>>>>>

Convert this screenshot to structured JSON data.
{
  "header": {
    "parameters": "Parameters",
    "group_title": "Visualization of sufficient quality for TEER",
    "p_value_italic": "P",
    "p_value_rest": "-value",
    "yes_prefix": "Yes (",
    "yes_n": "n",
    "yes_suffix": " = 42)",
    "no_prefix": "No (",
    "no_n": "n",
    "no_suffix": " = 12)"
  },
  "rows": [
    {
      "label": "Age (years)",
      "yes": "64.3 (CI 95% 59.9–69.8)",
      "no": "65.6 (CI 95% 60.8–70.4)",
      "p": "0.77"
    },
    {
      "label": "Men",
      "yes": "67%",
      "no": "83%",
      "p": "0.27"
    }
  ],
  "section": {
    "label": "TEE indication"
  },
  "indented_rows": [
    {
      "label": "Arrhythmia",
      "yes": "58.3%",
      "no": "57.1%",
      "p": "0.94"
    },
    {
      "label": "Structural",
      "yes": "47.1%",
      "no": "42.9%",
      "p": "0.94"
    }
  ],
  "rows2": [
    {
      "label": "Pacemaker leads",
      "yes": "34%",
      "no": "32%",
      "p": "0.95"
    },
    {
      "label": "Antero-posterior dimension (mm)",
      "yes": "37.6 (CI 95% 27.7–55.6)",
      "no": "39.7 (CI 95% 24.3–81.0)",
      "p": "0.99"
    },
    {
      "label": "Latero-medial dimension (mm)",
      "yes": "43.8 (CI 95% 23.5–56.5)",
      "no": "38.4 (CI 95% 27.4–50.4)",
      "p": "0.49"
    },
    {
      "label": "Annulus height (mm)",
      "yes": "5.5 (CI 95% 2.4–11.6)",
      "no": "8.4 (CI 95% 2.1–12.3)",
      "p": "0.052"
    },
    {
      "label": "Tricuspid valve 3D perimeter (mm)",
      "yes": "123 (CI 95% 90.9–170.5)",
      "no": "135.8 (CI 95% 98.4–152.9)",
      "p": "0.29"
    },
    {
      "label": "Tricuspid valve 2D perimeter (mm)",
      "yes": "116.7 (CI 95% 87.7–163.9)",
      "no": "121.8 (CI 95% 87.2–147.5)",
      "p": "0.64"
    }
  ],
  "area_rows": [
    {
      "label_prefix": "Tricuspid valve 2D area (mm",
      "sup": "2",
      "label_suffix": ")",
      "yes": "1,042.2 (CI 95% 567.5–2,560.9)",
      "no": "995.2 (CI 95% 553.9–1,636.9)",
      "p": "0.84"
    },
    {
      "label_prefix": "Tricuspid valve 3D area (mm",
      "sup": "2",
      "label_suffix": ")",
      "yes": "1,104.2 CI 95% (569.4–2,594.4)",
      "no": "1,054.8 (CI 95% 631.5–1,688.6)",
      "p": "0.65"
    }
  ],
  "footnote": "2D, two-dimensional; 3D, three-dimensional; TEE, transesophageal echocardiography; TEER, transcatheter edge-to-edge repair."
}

<<<<<

* Goal *
Locate all lines that include the word "valve" and copy them out.

* Task solution *
      "label": "Tricuspid valve 3D perimeter (mm)",
      "label": "Tricuspid valve 2D perimeter (mm)",
      "label_prefix": "Tricuspid valve 2D area (mm",
      "label_prefix": "Tricuspid valve 3D area (mm",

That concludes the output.